(Records from a collection)
# # # # #

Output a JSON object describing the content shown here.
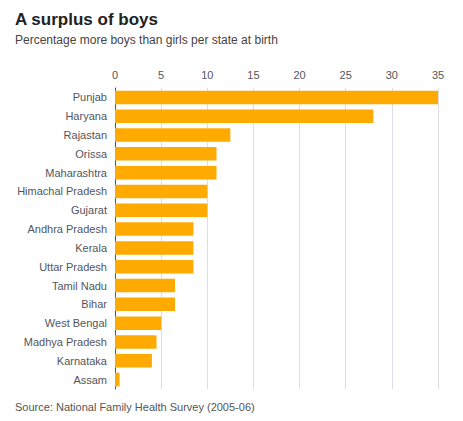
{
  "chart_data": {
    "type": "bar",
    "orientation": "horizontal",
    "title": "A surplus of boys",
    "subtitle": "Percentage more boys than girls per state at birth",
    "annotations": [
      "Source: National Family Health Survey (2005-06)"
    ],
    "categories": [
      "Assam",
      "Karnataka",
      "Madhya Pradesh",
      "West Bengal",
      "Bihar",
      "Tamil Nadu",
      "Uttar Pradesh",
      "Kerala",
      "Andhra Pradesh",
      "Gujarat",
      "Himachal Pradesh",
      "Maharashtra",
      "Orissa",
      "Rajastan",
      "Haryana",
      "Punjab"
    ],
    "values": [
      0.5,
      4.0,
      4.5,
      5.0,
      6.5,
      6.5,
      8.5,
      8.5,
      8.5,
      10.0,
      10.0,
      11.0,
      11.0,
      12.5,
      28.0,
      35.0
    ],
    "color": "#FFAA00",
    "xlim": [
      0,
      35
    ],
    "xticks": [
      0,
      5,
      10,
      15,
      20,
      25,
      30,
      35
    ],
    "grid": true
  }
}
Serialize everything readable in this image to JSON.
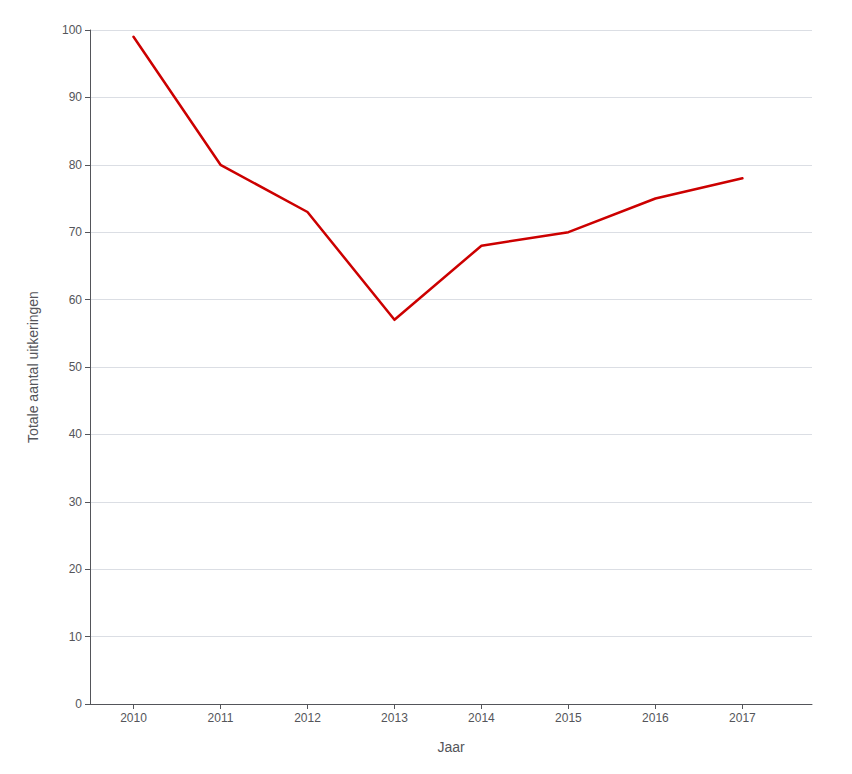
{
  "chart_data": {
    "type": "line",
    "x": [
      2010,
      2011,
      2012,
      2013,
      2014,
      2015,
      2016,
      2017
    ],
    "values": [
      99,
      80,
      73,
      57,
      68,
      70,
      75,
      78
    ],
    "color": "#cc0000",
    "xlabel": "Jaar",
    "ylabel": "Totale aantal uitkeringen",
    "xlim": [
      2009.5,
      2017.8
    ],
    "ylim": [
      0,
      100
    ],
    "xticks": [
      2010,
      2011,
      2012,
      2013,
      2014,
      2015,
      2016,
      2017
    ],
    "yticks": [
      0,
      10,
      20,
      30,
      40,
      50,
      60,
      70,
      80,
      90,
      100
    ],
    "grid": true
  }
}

# # # # #

* [Exercise details]:
Pictures are excluded; copy all other data exactly as shown.

* [Exercise answer]:
Output a JSON object describing the content shown here.
{
  "chart_data": {
    "type": "bar",
    "orientation": "horizontal",
    "title": "A surplus of boys",
    "subtitle": "Percentage more boys than girls per state at birth",
    "annotations": [
      "Source: National Family Health Survey (2005-06)"
    ],
    "categories": [
      "Assam",
      "Karnataka",
      "Madhya Pradesh",
      "West Bengal",
      "Bihar",
      "Tamil Nadu",
      "Uttar Pradesh",
      "Kerala",
      "Andhra Pradesh",
      "Gujarat",
      "Himachal Pradesh",
      "Maharashtra",
      "Orissa",
      "Rajastan",
      "Haryana",
      "Punjab"
    ],
    "values": [
      0.5,
      4.0,
      4.5,
      5.0,
      6.5,
      6.5,
      8.5,
      8.5,
      8.5,
      10.0,
      10.0,
      11.0,
      11.0,
      12.5,
      28.0,
      35.0
    ],
    "color": "#FFAA00",
    "xlim": [
      0,
      35
    ],
    "xticks": [
      0,
      5,
      10,
      15,
      20,
      25,
      30,
      35
    ],
    "grid": true
  }
}
Serialize everything readable in this image to JSON.
{
  "chart_data": {
    "type": "line",
    "x": [
      2010,
      2011,
      2012,
      2013,
      2014,
      2015,
      2016,
      2017
    ],
    "values": [
      99,
      80,
      73,
      57,
      68,
      70,
      75,
      78
    ],
    "color": "#cc0000",
    "xlabel": "Jaar",
    "ylabel": "Totale aantal uitkeringen",
    "xlim": [
      2009.5,
      2017.8
    ],
    "ylim": [
      0,
      100
    ],
    "xticks": [
      2010,
      2011,
      2012,
      2013,
      2014,
      2015,
      2016,
      2017
    ],
    "yticks": [
      0,
      10,
      20,
      30,
      40,
      50,
      60,
      70,
      80,
      90,
      100
    ],
    "grid": true
  }
}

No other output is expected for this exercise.